→ What to do
Please repeat all of the listing exactly.

---

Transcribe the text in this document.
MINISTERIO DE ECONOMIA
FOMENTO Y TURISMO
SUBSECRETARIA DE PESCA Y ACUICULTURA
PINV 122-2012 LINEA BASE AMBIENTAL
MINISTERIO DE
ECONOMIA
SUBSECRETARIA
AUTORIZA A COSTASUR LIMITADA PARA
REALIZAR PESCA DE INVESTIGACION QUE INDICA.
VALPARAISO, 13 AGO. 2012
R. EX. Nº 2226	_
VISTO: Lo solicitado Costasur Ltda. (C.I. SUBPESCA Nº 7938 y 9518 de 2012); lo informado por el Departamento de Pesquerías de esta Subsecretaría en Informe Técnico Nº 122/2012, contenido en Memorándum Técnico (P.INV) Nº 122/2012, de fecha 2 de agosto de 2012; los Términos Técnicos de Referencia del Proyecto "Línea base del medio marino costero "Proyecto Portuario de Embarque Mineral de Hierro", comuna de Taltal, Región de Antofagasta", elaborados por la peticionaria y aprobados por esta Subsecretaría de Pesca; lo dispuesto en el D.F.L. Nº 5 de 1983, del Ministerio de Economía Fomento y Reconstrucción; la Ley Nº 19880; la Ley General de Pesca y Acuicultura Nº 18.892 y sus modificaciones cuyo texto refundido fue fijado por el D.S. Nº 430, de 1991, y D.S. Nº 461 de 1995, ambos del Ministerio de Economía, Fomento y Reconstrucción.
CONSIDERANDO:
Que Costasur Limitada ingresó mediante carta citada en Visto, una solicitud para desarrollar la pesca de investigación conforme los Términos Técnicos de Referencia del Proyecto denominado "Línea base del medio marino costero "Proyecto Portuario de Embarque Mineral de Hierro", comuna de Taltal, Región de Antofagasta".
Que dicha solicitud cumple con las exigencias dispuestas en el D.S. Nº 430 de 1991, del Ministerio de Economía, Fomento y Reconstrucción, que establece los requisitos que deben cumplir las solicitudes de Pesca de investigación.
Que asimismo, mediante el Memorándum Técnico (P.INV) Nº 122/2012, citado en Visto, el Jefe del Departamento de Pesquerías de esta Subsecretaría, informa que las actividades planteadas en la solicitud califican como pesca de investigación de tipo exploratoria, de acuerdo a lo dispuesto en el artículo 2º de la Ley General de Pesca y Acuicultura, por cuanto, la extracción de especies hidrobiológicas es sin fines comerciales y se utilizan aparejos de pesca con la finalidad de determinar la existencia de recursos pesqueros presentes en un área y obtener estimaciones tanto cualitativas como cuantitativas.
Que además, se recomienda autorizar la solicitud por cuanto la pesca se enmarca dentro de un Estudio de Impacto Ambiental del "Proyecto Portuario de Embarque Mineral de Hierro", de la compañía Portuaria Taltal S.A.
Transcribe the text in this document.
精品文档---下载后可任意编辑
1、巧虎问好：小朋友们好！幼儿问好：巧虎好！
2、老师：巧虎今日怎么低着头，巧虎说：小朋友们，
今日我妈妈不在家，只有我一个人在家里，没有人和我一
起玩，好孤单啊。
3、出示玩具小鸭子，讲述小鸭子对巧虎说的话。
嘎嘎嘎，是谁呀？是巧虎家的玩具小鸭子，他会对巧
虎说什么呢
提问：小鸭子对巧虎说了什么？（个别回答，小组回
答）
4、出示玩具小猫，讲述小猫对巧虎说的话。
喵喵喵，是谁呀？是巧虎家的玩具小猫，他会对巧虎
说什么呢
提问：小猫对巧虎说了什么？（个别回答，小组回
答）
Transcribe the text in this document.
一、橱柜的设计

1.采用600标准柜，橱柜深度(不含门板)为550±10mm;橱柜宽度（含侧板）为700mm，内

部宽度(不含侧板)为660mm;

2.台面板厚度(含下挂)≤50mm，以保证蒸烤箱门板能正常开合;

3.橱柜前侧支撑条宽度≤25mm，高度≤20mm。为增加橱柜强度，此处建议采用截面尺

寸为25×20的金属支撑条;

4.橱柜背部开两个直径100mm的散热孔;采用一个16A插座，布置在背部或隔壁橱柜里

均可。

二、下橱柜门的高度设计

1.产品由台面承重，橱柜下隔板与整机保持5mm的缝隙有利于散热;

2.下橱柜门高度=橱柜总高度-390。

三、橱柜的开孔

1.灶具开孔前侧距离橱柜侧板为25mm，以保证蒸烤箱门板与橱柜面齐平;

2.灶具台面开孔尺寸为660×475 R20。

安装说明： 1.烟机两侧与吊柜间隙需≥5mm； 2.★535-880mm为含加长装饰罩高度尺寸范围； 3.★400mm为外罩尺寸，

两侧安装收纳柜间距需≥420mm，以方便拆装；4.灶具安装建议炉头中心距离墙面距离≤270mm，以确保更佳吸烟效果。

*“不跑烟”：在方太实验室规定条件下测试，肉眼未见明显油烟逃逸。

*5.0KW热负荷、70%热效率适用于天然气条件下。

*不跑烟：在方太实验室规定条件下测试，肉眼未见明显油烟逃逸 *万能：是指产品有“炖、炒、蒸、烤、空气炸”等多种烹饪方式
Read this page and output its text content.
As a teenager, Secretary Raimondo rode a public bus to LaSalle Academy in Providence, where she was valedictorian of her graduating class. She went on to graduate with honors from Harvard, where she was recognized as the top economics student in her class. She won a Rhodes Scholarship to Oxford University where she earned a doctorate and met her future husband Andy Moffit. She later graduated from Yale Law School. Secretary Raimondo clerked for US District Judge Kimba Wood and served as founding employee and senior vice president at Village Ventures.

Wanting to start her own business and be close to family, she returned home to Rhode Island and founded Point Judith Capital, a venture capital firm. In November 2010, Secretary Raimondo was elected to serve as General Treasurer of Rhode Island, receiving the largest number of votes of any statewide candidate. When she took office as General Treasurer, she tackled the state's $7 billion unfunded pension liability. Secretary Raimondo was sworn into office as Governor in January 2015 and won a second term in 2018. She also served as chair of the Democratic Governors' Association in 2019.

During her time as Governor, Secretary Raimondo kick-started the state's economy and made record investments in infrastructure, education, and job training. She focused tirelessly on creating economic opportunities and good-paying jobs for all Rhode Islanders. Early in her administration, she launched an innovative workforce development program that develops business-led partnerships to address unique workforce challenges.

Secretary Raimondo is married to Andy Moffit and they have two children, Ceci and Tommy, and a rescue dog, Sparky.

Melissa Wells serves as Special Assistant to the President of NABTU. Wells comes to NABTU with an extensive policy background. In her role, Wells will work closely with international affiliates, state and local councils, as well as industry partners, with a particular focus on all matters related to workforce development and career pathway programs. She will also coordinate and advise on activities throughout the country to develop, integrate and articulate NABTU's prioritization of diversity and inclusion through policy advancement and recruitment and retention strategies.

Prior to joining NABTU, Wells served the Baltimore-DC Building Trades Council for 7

---

→ Complete response
Transcribe the text in this document.
MINISTERIO DE ECONOMIA
FOMENTO Y TURISMO
SUBSECRETARIA DE PESCA Y ACUICULTURA
PINV 122-2012 LINEA BASE AMBIENTAL
MINISTERIO DE
ECONOMIA
SUBSECRETARIA
AUTORIZA A COSTASUR LIMITADA PARA
REALIZAR PESCA DE INVESTIGACION QUE INDICA.
VALPARAISO, 13 AGO. 2012
R. EX. Nº 2226	_
VISTO: Lo solicitado Costasur Ltda. (C.I. SUBPESCA Nº 7938 y 9518 de 2012); lo informado por el Departamento de Pesquerías de esta Subsecretaría en Informe Técnico Nº 122/2012, contenido en Memorándum Técnico (P.INV) Nº 122/2012, de fecha 2 de agosto de 2012; los Términos Técnicos de Referencia del Proyecto "Línea base del medio marino costero "Proyecto Portuario de Embarque Mineral de Hierro", comuna de Taltal, Región de Antofagasta", elaborados por la peticionaria y aprobados por esta Subsecretaría de Pesca; lo dispuesto en el D.F.L. Nº 5 de 1983, del Ministerio de Economía Fomento y Reconstrucción; la Ley Nº 19880; la Ley General de Pesca y Acuicultura Nº 18.892 y sus modificaciones cuyo texto refundido fue fijado por el D.S. Nº 430, de 1991, y D.S. Nº 461 de 1995, ambos del Ministerio de Economía, Fomento y Reconstrucción.
CONSIDERANDO:
Que Costasur Limitada ingresó mediante carta citada en Visto, una solicitud para desarrollar la pesca de investigación conforme los Términos Técnicos de Referencia del Proyecto denominado "Línea base del medio marino costero "Proyecto Portuario de Embarque Mineral de Hierro", comuna de Taltal, Región de Antofagasta".
Que dicha solicitud cumple con las exigencias dispuestas en el D.S. Nº 430 de 1991, del Ministerio de Economía, Fomento y Reconstrucción, que establece los requisitos que deben cumplir las solicitudes de Pesca de investigación.
Que asimismo, mediante el Memorándum Técnico (P.INV) Nº 122/2012, citado en Visto, el Jefe del Departamento de Pesquerías de esta Subsecretaría, informa que las actividades planteadas en la solicitud califican como pesca de investigación de tipo exploratoria, de acuerdo a lo dispuesto en el artículo 2º de la Ley General de Pesca y Acuicultura, por cuanto, la extracción de especies hidrobiológicas es sin fines comerciales y se utilizan aparejos de pesca con la finalidad de determinar la existencia de recursos pesqueros presentes en un área y obtener estimaciones tanto cualitativas como cuantitativas.
Que además, se recomienda autorizar la solicitud por cuanto la pesca se enmarca dentro de un Estudio de Impacto Ambiental del "Proyecto Portuario de Embarque Mineral de Hierro", de la compañía Portuaria Taltal S.A.
Transcribe the text in this document.
精品文档---下载后可任意编辑
1、巧虎问好：小朋友们好！幼儿问好：巧虎好！
2、老师：巧虎今日怎么低着头，巧虎说：小朋友们，
今日我妈妈不在家，只有我一个人在家里，没有人和我一
起玩，好孤单啊。
3、出示玩具小鸭子，讲述小鸭子对巧虎说的话。
嘎嘎嘎，是谁呀？是巧虎家的玩具小鸭子，他会对巧
虎说什么呢
提问：小鸭子对巧虎说了什么？（个别回答，小组回
答）
4、出示玩具小猫，讲述小猫对巧虎说的话。
喵喵喵，是谁呀？是巧虎家的玩具小猫，他会对巧虎
说什么呢
提问：小猫对巧虎说了什么？（个别回答，小组回
答）
Transcribe the text in this document.
一、橱柜的设计

1.采用600标准柜，橱柜深度(不含门板)为550±10mm;橱柜宽度（含侧板）为700mm，内

部宽度(不含侧板)为660mm;

2.台面板厚度(含下挂)≤50mm，以保证蒸烤箱门板能正常开合;

3.橱柜前侧支撑条宽度≤25mm，高度≤20mm。为增加橱柜强度，此处建议采用截面尺

寸为25×20的金属支撑条;

4.橱柜背部开两个直径100mm的散热孔;采用一个16A插座，布置在背部或隔壁橱柜里

均可。

二、下橱柜门的高度设计

1.产品由台面承重，橱柜下隔板与整机保持5mm的缝隙有利于散热;

2.下橱柜门高度=橱柜总高度-390。

三、橱柜的开孔

1.灶具开孔前侧距离橱柜侧板为25mm，以保证蒸烤箱门板与橱柜面齐平;

2.灶具台面开孔尺寸为660×475 R20。

安装说明： 1.烟机两侧与吊柜间隙需≥5mm； 2.★535-880mm为含加长装饰罩高度尺寸范围； 3.★400mm为外罩尺寸，

两侧安装收纳柜间距需≥420mm，以方便拆装；4.灶具安装建议炉头中心距离墙面距离≤270mm，以确保更佳吸烟效果。

*“不跑烟”：在方太实验室规定条件下测试，肉眼未见明显油烟逃逸。

*5.0KW热负荷、70%热效率适用于天然气条件下。

*不跑烟：在方太实验室规定条件下测试，肉眼未见明显油烟逃逸 *万能：是指产品有“炖、炒、蒸、烤、空气炸”等多种烹饪方式
Read this page and output its text content.
As a teenager, Secretary Raimondo rode a public bus to LaSalle Academy in Providence, where she was valedictorian of her graduating class. She went on to graduate with honors from Harvard, where she was recognized as the top economics student in her class. She won a Rhodes Scholarship to Oxford University where she earned a doctorate and met her future husband Andy Moffit. She later graduated from Yale Law School. Secretary Raimondo clerked for US District Judge Kimba Wood and served as founding employee and senior vice president at Village Ventures.

Wanting to start her own business and be close to family, she returned home to Rhode Island and founded Point Judith Capital, a venture capital firm. In November 2010, Secretary Raimondo was elected to serve as General Treasurer of Rhode Island, receiving the largest number of votes of any statewide candidate. When she took office as General Treasurer, she tackled the state's $7 billion unfunded pension liability. Secretary Raimondo was sworn into office as Governor in January 2015 and won a second term in 2018. She also served as chair of the Democratic Governors' Association in 2019.

During her time as Governor, Secretary Raimondo kick-started the state's economy and made record investments in infrastructure, education, and job training. She focused tirelessly on creating economic opportunities and good-paying jobs for all Rhode Islanders. Early in her administration, she launched an innovative workforce development program that develops business-led partnerships to address unique workforce challenges.

Secretary Raimondo is married to Andy Moffit and they have two children, Ceci and Tommy, and a rescue dog, Sparky.

Melissa Wells serves as Special Assistant to the President of NABTU. Wells comes to NABTU with an extensive policy background. In her role, Wells will work closely with international affiliates, state and local councils, as well as industry partners, with a particular focus on all matters related to workforce development and career pathway programs. She will also coordinate and advise on activities throughout the country to develop, integrate and articulate NABTU's prioritization of diversity and inclusion through policy advancement and recruitment and retention strategies.

Prior to joining NABTU, Wells served the Baltimore-DC Building Trades Council for 7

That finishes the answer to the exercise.